▶ _Collected data entries_:
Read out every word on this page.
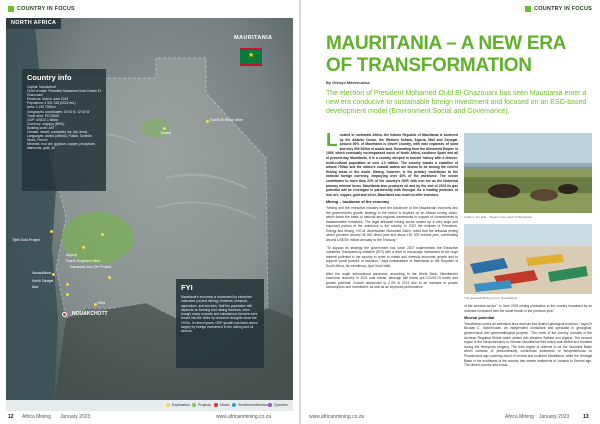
COUNTRY IN FOCUS
MAURITANIA
★
Country info
Capital: Nouakchott
Chief of state: President Mohamed Ould Cheikh El Ghazouani
Elections: held in June 2019
Population: 4 301 018 (2022 est.)
Area: 1 030 700km²
Geographic coordinates: 20 00 N, 12 00 W
Trade area: ECOWAS
GDP: US$10.1 billion
Currency: ouguiya (MRU)
Building code: AST
Climate: desert; constantly hot, dry, dusty
Languages: Arabic (official), Pulaar, Soninke, Wolof, French
Minerals: iron ore, gypsum, copper, phosphate, diamonds, gold, oil
Guelb El Rhein Mine
Tasiast
Tijirit Gold Project
Akjoujt
Guelb Moghrein Mine
Kamasiat Iron Ore Project
Nouadhibou
North Tabajat
Atar
Kiffa
NOUAKCHOTT
FYI
Mauritania's economy is dominated by extractive industries (oil and mining), fisheries, livestock, agriculture, and services. Half the population still depends on farming and raising livestock, even though many nomads and subsistence farmers were forced into the cities by recurrent droughts since the 1970s. In recent years, GDP growth has been driven largely by foreign investment in the mining and oil sectors.
NORTH AFRICA
Exploration	Projects	Mines	Smelters/refineries	Quarries
12 Africa Mining January 2023	www.africanmining.co.za
COUNTRY IN FOCUS
MAURITANIA – A NEW ERA OF TRANSFORMATION
By Glenyo Mavenusisa
The election of President Mohamed Ould El-Ghazouani has seen Mauritania enter a new era conducive to sustainable foreign investment and focused on an ESG-based development model (Environment Social and Governance).

Located in northwest Africa, the Islamic Republic of Mauritania is bordered by the Atlantic Ocean, the Western Sahara, Algeria, Mali and Senegal. Around 90% of Mauritania is desert country, with vast expanses of sand and only 500 000ha of arable land. Emanating from the Almoravid Empire in 1039, which eventually encompassed much of North Africa, southern Spain and all of present-day Mauritania, it is a country steeped in ancient history with a diverse, multi-cultural population of over 4.3 million. The country boasts a coastline of almost 700km and the nation's coastal waters are known to be among the richest fishing areas in the world. Mining, however, is the primary contributor to the national foreign currency, employing over 40% of the workforce. The sector contributes to more than 22% of the country's GDP, with iron ore as the historical primary mineral focus. Mauritania also produces oil and by the end of 2023 its gas potential will be leveraged in partnership with Senegal. As a leading producer of iron ore, copper, gold and silver, Mauritania has much to offer investors.

Mining – backbone of the economy

"Mining and the extractive industry form the backbone of the Mauritanian economy and the government's growth strategy in the sector is inspired by an African mining vision, which forms the basis of national and regional frameworks in support of commitments to transformative industries. The legal artisanal mining sector makes up a very large and important portion of the workforce in the country. In 2022 the minister of Petroleum, Energy and Mining, H.E.M. Abdessalam Mohamed Saleh, noted that the artisanal mining sector provides around 45 000 direct jobs and about 190 000 indirect jobs, contributing around US$700 million annually to the Treasury."

"To support its strategy the government has since 2007 implemented the Extractive Industries Transparency Initiative (EITI) with a drive to encourage investment at the huge mineral potential in the country in order to create and diversify economic growth and to support social policies of inclusion," says Ambassador of Mauritania to the Republic of South Africa, his excellency Jiyid Ould Hafid.

After the tough international pandemic, according to the World Bank, Mauritania's economic recovery in 2021 was robust, although still below pre-COVID-19 levels and growth potential. Growth rebounded to 2.4% in 2021 due to an increase in private consumption and investment, as well as an improved performance

Cattle in the field – Beast in the youth of Mauritania
The artisanal fishing port in Nouadhibou...

of the services sector." In June 2022 mining production in the country increased by an increase compared with the same month in the previous year."

Mineral potential

"Mauritania covers an extensive area and has four distinct geological horizons," says Dr Nicolas C. Stavrinoulas, an independent consultant and specialist in geological, geotechnical and geometallurgical projects. "The north of the country consists of the Archean Reguibat Shield which strikes into Western Sahara and Algeria. The second region is the Neoproterozoic to Silurian Mauritanide Belt which was folded and thrusted during the Hercynian orogeny. The third region is referred to as the Taoudeni Basin which consists of predominantly continental sediments of Neoproterozoic to Phanerozoic age covering much of central and southern Mauritania, while the Senegal Basin in the southwest of the country has marine sediments of Jurassic to Recent age. The desert country also hosts...

www.africanmining.co.za	Africa Mining January 2023	13
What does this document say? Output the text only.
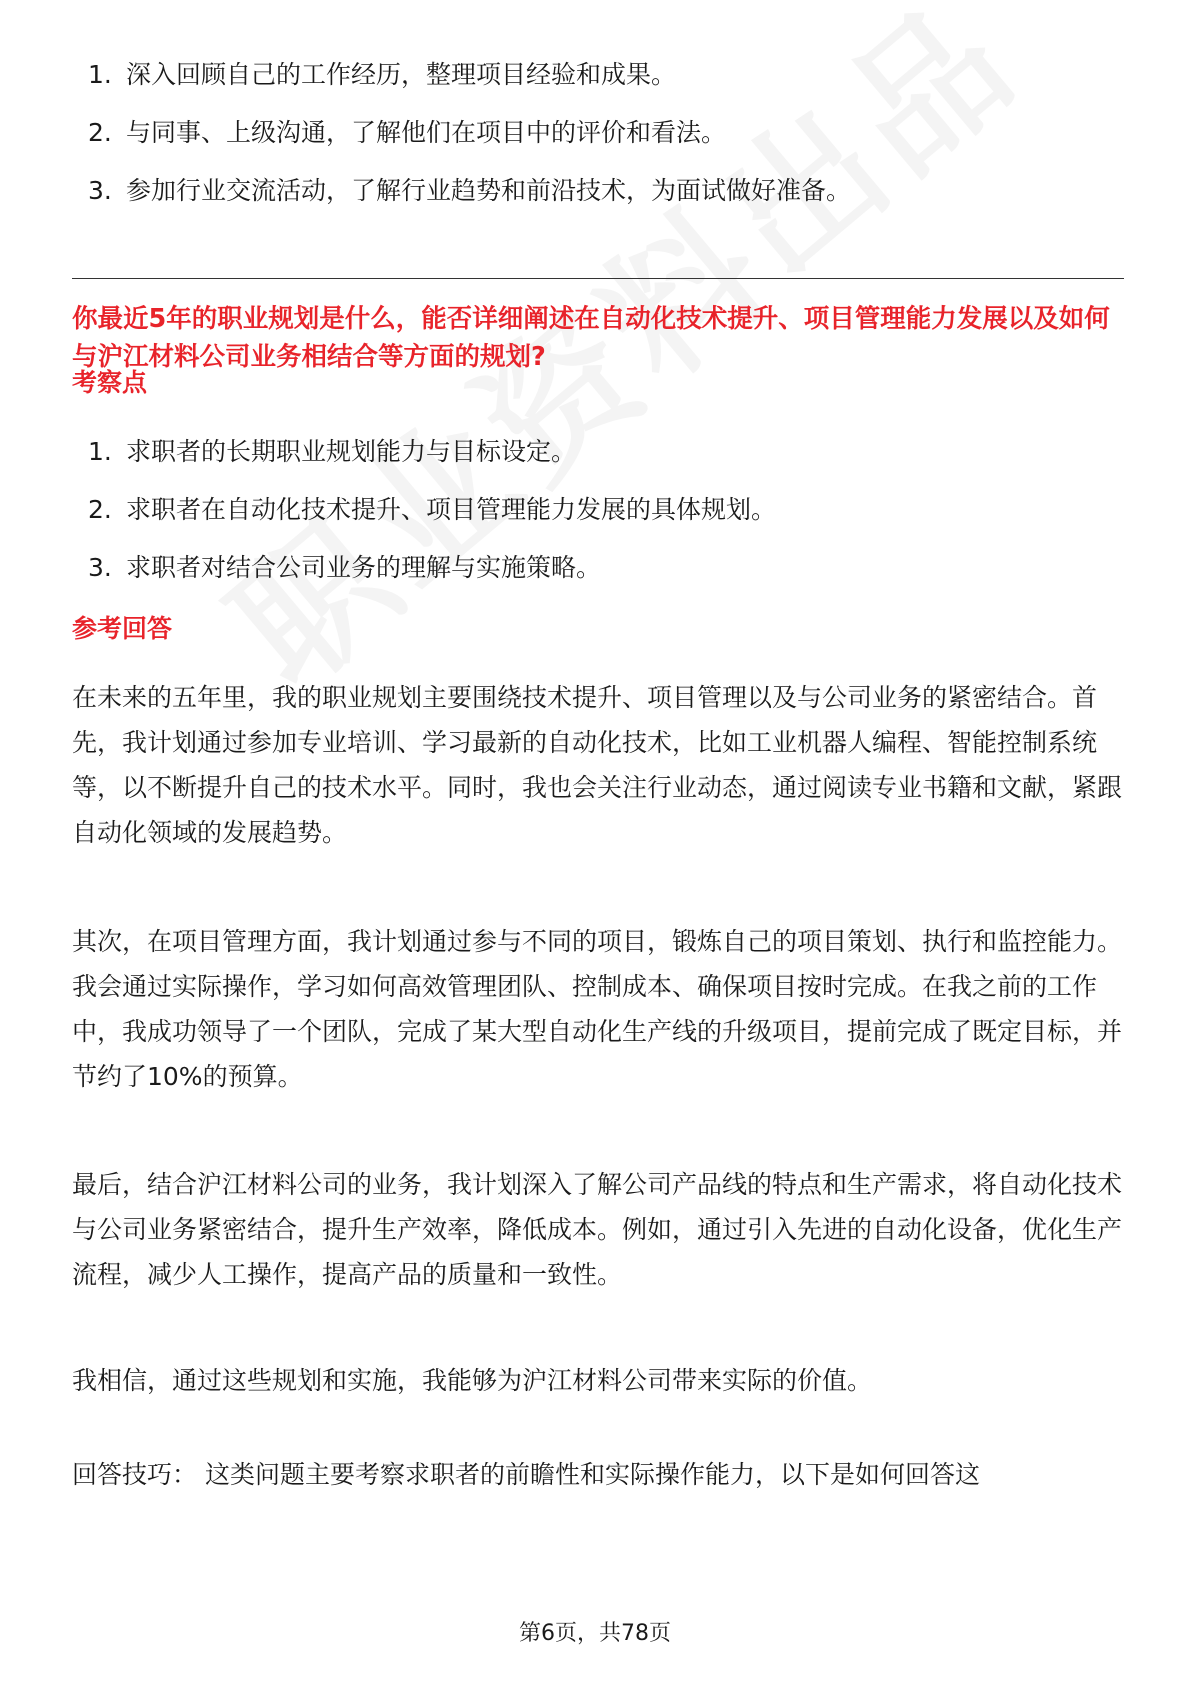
1. 深入回顾自己的工作经历，整理项目经验和成果。

2. 与同事、上级沟通，了解他们在项目中的评价和看法。

3. 参加行业交流活动，了解行业趋势和前沿技术，为面试做好准备。

你最近5年的职业规划是什么，能否详细阐述在自动化技术提升、项目管理能力发展以及如何与沪江材料公司业务相结合等方面的规划?
考察点

1. 求职者的长期职业规划能力与目标设定。

2. 求职者在自动化技术提升、项目管理能力发展的具体规划。

3. 求职者对结合公司业务的理解与实施策略。

参考回答

在未来的五年里，我的职业规划主要围绕技术提升、项目管理以及与公司业务的紧密结合。首先，我计划通过参加专业培训、学习最新的自动化技术，比如工业机器人编程、智能控制系统等，以不断提升自己的技术水平。同时，我也会关注行业动态，通过阅读专业书籍和文献，紧跟自动化领域的发展趋势。

其次，在项目管理方面，我计划通过参与不同的项目，锻炼自己的项目策划、执行和监控能力。我会通过实际操作，学习如何高效管理团队、控制成本、确保项目按时完成。在我之前的工作中，我成功领导了一个团队，完成了某大型自动化生产线的升级项目，提前完成了既定目标，并节约了10%的预算。

最后，结合沪江材料公司的业务，我计划深入了解公司产品线的特点和生产需求，将自动化技术与公司业务紧密结合，提升生产效率，降低成本。例如，通过引入先进的自动化设备，优化生产流程，减少人工操作，提高产品的质量和一致性。

我相信，通过这些规划和实施，我能够为沪江材料公司带来实际的价值。

回答技巧： 这类问题主要考察求职者的前瞻性和实际操作能力，以下是如何回答这

第6页，共78页
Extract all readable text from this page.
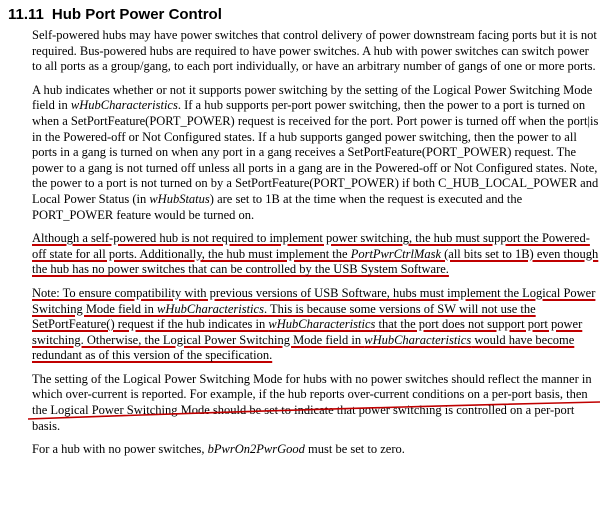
11.11 Hub Port Power Control

Self-powered hubs may have power switches that control delivery of power downstream facing ports but it is not required. Bus-powered hubs are required to have power switches. A hub with power switches can switch power to all ports as a group/gang, to each port individually, or have an arbitrary number of gangs of one or more ports.

A hub indicates whether or not it supports power switching by the setting of the Logical Power Switching Mode field in wHubCharacteristics. If a hub supports per-port power switching, then the power to a port is turned on when a SetPortFeature(PORT_POWER) request is received for the port. Port power is turned off when the port|is in the Powered-off or Not Configured states. If a hub supports ganged power switching, then the power to all ports in a gang is turned on when any port in a gang receives a SetPortFeature(PORT_POWER) request. The power to a gang is not turned off unless all ports in a gang are in the Powered-off or Not Configured states. Note, the power to a port is not turned on by a SetPortFeature(PORT_POWER) if both C_HUB_LOCAL_POWER and Local Power Status (in wHubStatus) are set to 1B at the time when the request is executed and the PORT_POWER feature would be turned on.

Although a self-powered hub is not required to implement power switching, the hub must support the Powered-off state for all ports. Additionally, the hub must implement the PortPwrCtrlMask (all bits set to 1B) even though the hub has no power switches that can be controlled by the USB System Software.

Note: To ensure compatibility with previous versions of USB Software, hubs must implement the Logical Power Switching Mode field in wHubCharacteristics. This is because some versions of SW will not use the SetPortFeature() request if the hub indicates in wHubCharacteristics that the port does not support port power switching. Otherwise, the Logical Power Switching Mode field in wHubCharacteristics would have become redundant as of this version of the specification.

The setting of the Logical Power Switching Mode for hubs with no power switches should reflect the manner in which over-current is reported. For example, if the hub reports over-current conditions on a per-port basis, then the Logical Power Switching Mode should be set to indicate that power switching is controlled on a per-port basis.

For a hub with no power switches, bPwrOn2PwrGood must be set to zero.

▶ _SHORT EXERCISE_:
Set the data above down again exactly as given, with no pictures.

▶ _ANSWER BELOW_:
Read out every word on this page.
COUNTRY IN FOCUS
MAURITANIA
★
Country info
Capital: Nouakchott
Chief of state: President Mohamed Ould Cheikh El Ghazouani
Elections: held in June 2019
Population: 4 301 018 (2022 est.)
Area: 1 030 700km²
Geographic coordinates: 20 00 N, 12 00 W
Trade area: ECOWAS
GDP: US$10.1 billion
Currency: ouguiya (MRU)
Building code: AST
Climate: desert; constantly hot, dry, dusty
Languages: Arabic (official), Pulaar, Soninke, Wolof, French
Minerals: iron ore, gypsum, copper, phosphate, diamonds, gold, oil
Guelb El Rhein Mine
Tasiast
Tijirit Gold Project
Akjoujt
Guelb Moghrein Mine
Kamasiat Iron Ore Project
Nouadhibou
North Tabajat
Atar
Kiffa
NOUAKCHOTT
FYI
Mauritania's economy is dominated by extractive industries (oil and mining), fisheries, livestock, agriculture, and services. Half the population still depends on farming and raising livestock, even though many nomads and subsistence farmers were forced into the cities by recurrent droughts since the 1970s. In recent years, GDP growth has been driven largely by foreign investment in the mining and oil sectors.
NORTH AFRICA
Exploration	Projects	Mines	Smelters/refineries	Quarries
12 Africa Mining January 2023	www.africanmining.co.za
COUNTRY IN FOCUS
MAURITANIA – A NEW ERA OF TRANSFORMATION
By Glenyo Mavenusisa
The election of President Mohamed Ould El-Ghazouani has seen Mauritania enter a new era conducive to sustainable foreign investment and focused on an ESG-based development model (Environment Social and Governance).

Located in northwest Africa, the Islamic Republic of Mauritania is bordered by the Atlantic Ocean, the Western Sahara, Algeria, Mali and Senegal. Around 90% of Mauritania is desert country, with vast expanses of sand and only 500 000ha of arable land. Emanating from the Almoravid Empire in 1039, which eventually encompassed much of North Africa, southern Spain and all of present-day Mauritania, it is a country steeped in ancient history with a diverse, multi-cultural population of over 4.3 million. The country boasts a coastline of almost 700km and the nation's coastal waters are known to be among the richest fishing areas in the world. Mining, however, is the primary contributor to the national foreign currency, employing over 40% of the workforce. The sector contributes to more than 22% of the country's GDP, with iron ore as the historical primary mineral focus. Mauritania also produces oil and by the end of 2023 its gas potential will be leveraged in partnership with Senegal. As a leading producer of iron ore, copper, gold and silver, Mauritania has much to offer investors.

Mining – backbone of the economy

"Mining and the extractive industry form the backbone of the Mauritanian economy and the government's growth strategy in the sector is inspired by an African mining vision, which forms the basis of national and regional frameworks in support of commitments to transformative industries. The legal artisanal mining sector makes up a very large and important portion of the workforce in the country. In 2022 the minister of Petroleum, Energy and Mining, H.E.M. Abdessalam Mohamed Saleh, noted that the artisanal mining sector provides around 45 000 direct jobs and about 190 000 indirect jobs, contributing around US$700 million annually to the Treasury."

"To support its strategy the government has since 2007 implemented the Extractive Industries Transparency Initiative (EITI) with a drive to encourage investment at the huge mineral potential in the country in order to create and diversify economic growth and to support social policies of inclusion," says Ambassador of Mauritania to the Republic of South Africa, his excellency Jiyid Ould Hafid.

After the tough international pandemic, according to the World Bank, Mauritania's economic recovery in 2021 was robust, although still below pre-COVID-19 levels and growth potential. Growth rebounded to 2.4% in 2021 due to an increase in private consumption and investment, as well as an improved performance

Cattle in the field – Beast in the youth of Mauritania
The artisanal fishing port in Nouadhibou...

of the services sector." In June 2022 mining production in the country increased by an increase compared with the same month in the previous year."

Mineral potential

"Mauritania covers an extensive area and has four distinct geological horizons," says Dr Nicolas C. Stavrinoulas, an independent consultant and specialist in geological, geotechnical and geometallurgical projects. "The north of the country consists of the Archean Reguibat Shield which strikes into Western Sahara and Algeria. The second region is the Neoproterozoic to Silurian Mauritanide Belt which was folded and thrusted during the Hercynian orogeny. The third region is referred to as the Taoudeni Basin which consists of predominantly continental sediments of Neoproterozoic to Phanerozoic age covering much of central and southern Mauritania, while the Senegal Basin in the southwest of the country has marine sediments of Jurassic to Recent age. The desert country also hosts...

www.africanmining.co.za	Africa Mining January 2023	13
What does this document say? Output the text only.
1. 深入回顾自己的工作经历，整理项目经验和成果。

2. 与同事、上级沟通，了解他们在项目中的评价和看法。

3. 参加行业交流活动，了解行业趋势和前沿技术，为面试做好准备。

你最近5年的职业规划是什么，能否详细阐述在自动化技术提升、项目管理能力发展以及如何与沪江材料公司业务相结合等方面的规划?
考察点

1. 求职者的长期职业规划能力与目标设定。

2. 求职者在自动化技术提升、项目管理能力发展的具体规划。

3. 求职者对结合公司业务的理解与实施策略。

参考回答

在未来的五年里，我的职业规划主要围绕技术提升、项目管理以及与公司业务的紧密结合。首先，我计划通过参加专业培训、学习最新的自动化技术，比如工业机器人编程、智能控制系统等，以不断提升自己的技术水平。同时，我也会关注行业动态，通过阅读专业书籍和文献，紧跟自动化领域的发展趋势。

其次，在项目管理方面，我计划通过参与不同的项目，锻炼自己的项目策划、执行和监控能力。我会通过实际操作，学习如何高效管理团队、控制成本、确保项目按时完成。在我之前的工作中，我成功领导了一个团队，完成了某大型自动化生产线的升级项目，提前完成了既定目标，并节约了10%的预算。

最后，结合沪江材料公司的业务，我计划深入了解公司产品线的特点和生产需求，将自动化技术与公司业务紧密结合，提升生产效率，降低成本。例如，通过引入先进的自动化设备，优化生产流程，减少人工操作，提高产品的质量和一致性。

我相信，通过这些规划和实施，我能够为沪江材料公司带来实际的价值。

回答技巧： 这类问题主要考察求职者的前瞻性和实际操作能力，以下是如何回答这

第6页，共78页
Extract all readable text from this page.
11.11 Hub Port Power Control

Self-powered hubs may have power switches that control delivery of power downstream facing ports but it is not required. Bus-powered hubs are required to have power switches. A hub with power switches can switch power to all ports as a group/gang, to each port individually, or have an arbitrary number of gangs of one or more ports.

A hub indicates whether or not it supports power switching by the setting of the Logical Power Switching Mode field in wHubCharacteristics. If a hub supports per-port power switching, then the power to a port is turned on when a SetPortFeature(PORT_POWER) request is received for the port. Port power is turned off when the port|is in the Powered-off or Not Configured states. If a hub supports ganged power switching, then the power to all ports in a gang is turned on when any port in a gang receives a SetPortFeature(PORT_POWER) request. The power to a gang is not turned off unless all ports in a gang are in the Powered-off or Not Configured states. Note, the power to a port is not turned on by a SetPortFeature(PORT_POWER) if both C_HUB_LOCAL_POWER and Local Power Status (in wHubStatus) are set to 1B at the time when the request is executed and the PORT_POWER feature would be turned on.

Although a self-powered hub is not required to implement power switching, the hub must support the Powered-off state for all ports. Additionally, the hub must implement the PortPwrCtrlMask (all bits set to 1B) even though the hub has no power switches that can be controlled by the USB System Software.

Note: To ensure compatibility with previous versions of USB Software, hubs must implement the Logical Power Switching Mode field in wHubCharacteristics. This is because some versions of SW will not use the SetPortFeature() request if the hub indicates in wHubCharacteristics that the port does not support port power switching. Otherwise, the Logical Power Switching Mode field in wHubCharacteristics would have become redundant as of this version of the specification.

The setting of the Logical Power Switching Mode for hubs with no power switches should reflect the manner in which over-current is reported. For example, if the hub reports over-current conditions on a per-port basis, then the Logical Power Switching Mode should be set to indicate that power switching is controlled on a per-port basis.

For a hub with no power switches, bPwrOn2PwrGood must be set to zero.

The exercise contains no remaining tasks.